[WORK TO BE COMPLETED] All of the data must be printed exactly; please include every line.

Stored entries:
'''

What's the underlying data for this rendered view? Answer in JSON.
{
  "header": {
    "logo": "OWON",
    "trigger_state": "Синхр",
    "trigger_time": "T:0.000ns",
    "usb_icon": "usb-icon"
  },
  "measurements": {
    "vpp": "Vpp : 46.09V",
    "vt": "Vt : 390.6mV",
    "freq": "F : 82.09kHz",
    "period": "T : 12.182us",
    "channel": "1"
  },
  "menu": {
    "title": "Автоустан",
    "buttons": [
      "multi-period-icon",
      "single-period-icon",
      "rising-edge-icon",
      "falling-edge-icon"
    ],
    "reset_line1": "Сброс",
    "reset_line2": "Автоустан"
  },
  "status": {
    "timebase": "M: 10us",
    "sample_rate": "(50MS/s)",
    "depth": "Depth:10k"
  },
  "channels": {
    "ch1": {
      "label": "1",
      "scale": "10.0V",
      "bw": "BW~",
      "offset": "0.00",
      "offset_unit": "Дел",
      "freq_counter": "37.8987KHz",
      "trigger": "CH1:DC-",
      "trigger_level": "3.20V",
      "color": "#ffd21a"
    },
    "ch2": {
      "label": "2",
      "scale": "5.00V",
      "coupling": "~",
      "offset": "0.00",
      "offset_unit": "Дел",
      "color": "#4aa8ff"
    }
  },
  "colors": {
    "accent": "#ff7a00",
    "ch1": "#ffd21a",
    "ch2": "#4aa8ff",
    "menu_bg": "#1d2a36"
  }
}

'''

[ANSWER TO THE EXERCISE]
What's the underlying data for this rendered view? Answer in JSON.
{
  "header": {
    "logo": "OWON",
    "trigger_state": "Синхр",
    "trigger_time": "T:0.000ns",
    "usb_icon": "usb-icon"
  },
  "measurements": {
    "vpp": "Vpp : 46.09V",
    "vt": "Vt : 390.6mV",
    "freq": "F : 82.09kHz",
    "period": "T : 12.182us",
    "channel": "1"
  },
  "menu": {
    "title": "Автоустан",
    "buttons": [
      "multi-period-icon",
      "single-period-icon",
      "rising-edge-icon",
      "falling-edge-icon"
    ],
    "reset_line1": "Сброс",
    "reset_line2": "Автоустан"
  },
  "status": {
    "timebase": "M: 10us",
    "sample_rate": "(50MS/s)",
    "depth": "Depth:10k"
  },
  "channels": {
    "ch1": {
      "label": "1",
      "scale": "10.0V",
      "bw": "BW~",
      "offset": "0.00",
      "offset_unit": "Дел",
      "freq_counter": "37.8987KHz",
      "trigger": "CH1:DC-",
      "trigger_level": "3.20V",
      "color": "#ffd21a"
    },
    "ch2": {
      "label": "2",
      "scale": "5.00V",
      "coupling": "~",
      "offset": "0.00",
      "offset_unit": "Дел",
      "color": "#4aa8ff"
    }
  },
  "colors": {
    "accent": "#ff7a00",
    "ch1": "#ffd21a",
    "ch2": "#4aa8ff",
    "menu_bg": "#1d2a36"
  }
}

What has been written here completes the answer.